Stored entries
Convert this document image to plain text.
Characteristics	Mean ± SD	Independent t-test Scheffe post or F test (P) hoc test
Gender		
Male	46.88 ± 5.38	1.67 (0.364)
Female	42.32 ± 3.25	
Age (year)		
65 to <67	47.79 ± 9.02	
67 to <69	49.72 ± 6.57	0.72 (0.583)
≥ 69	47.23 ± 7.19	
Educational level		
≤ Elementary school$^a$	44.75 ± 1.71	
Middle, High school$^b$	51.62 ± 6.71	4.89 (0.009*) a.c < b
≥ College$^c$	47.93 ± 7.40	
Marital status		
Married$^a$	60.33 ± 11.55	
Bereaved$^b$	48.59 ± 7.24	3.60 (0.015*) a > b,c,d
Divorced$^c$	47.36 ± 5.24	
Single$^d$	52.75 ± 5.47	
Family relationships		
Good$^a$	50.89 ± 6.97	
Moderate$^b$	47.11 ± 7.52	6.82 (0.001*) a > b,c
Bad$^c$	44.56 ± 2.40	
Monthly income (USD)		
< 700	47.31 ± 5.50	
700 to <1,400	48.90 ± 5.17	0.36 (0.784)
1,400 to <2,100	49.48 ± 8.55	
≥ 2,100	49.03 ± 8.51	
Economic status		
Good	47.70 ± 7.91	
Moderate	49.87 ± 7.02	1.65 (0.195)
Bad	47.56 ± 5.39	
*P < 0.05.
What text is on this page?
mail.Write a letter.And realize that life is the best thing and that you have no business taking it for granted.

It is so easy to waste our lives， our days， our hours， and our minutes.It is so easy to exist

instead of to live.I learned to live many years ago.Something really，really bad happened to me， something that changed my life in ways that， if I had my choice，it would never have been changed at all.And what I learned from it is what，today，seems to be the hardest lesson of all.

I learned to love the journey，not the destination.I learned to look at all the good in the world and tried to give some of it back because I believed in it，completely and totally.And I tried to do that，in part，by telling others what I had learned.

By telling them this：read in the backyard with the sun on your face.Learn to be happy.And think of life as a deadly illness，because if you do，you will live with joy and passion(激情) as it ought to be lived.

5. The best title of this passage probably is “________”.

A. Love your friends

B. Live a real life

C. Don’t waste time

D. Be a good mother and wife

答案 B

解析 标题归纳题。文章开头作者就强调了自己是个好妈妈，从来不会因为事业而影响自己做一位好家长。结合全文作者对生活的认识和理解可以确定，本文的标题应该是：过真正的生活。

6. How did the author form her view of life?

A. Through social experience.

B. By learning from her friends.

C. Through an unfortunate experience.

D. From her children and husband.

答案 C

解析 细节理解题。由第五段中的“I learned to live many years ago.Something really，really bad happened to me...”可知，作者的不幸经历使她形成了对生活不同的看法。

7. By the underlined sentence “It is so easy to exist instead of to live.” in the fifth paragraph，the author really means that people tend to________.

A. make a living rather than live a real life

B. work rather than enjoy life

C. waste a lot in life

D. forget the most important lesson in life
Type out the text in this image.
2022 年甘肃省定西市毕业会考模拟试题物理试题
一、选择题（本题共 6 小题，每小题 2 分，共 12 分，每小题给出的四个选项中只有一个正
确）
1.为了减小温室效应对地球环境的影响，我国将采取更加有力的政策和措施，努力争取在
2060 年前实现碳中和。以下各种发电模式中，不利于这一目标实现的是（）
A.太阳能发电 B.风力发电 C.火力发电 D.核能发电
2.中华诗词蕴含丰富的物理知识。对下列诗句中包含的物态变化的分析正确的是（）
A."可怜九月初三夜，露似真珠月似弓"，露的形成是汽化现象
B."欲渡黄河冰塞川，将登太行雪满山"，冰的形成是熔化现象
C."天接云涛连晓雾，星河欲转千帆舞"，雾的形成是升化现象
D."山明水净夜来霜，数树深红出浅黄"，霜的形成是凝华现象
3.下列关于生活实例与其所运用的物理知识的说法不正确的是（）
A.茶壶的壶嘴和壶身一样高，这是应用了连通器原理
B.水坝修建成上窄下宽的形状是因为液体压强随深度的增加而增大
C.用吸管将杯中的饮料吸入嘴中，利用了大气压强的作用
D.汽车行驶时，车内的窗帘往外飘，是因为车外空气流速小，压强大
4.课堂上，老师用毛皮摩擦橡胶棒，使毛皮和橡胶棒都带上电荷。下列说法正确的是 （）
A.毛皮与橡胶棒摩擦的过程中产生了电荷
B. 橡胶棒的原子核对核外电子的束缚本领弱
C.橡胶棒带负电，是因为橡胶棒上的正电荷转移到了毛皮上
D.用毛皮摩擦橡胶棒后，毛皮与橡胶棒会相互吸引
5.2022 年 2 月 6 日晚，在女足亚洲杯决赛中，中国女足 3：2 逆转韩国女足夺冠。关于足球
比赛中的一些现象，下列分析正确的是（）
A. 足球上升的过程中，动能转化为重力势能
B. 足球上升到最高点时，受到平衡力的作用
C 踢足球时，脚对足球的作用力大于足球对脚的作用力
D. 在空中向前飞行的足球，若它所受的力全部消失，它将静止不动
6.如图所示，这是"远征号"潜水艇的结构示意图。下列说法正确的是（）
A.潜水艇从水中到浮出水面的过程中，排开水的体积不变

◆ The problem:
Gather all the lines that include the word "easy" and copy them out.

◆ Task result:
It is so easy to waste our lives， our days， our hours， and our minutes.It is so easy to exist
7. By the underlined sentence “It is so easy to exist instead of to live.” in the fifth paragraph，the author really means that people tend to________.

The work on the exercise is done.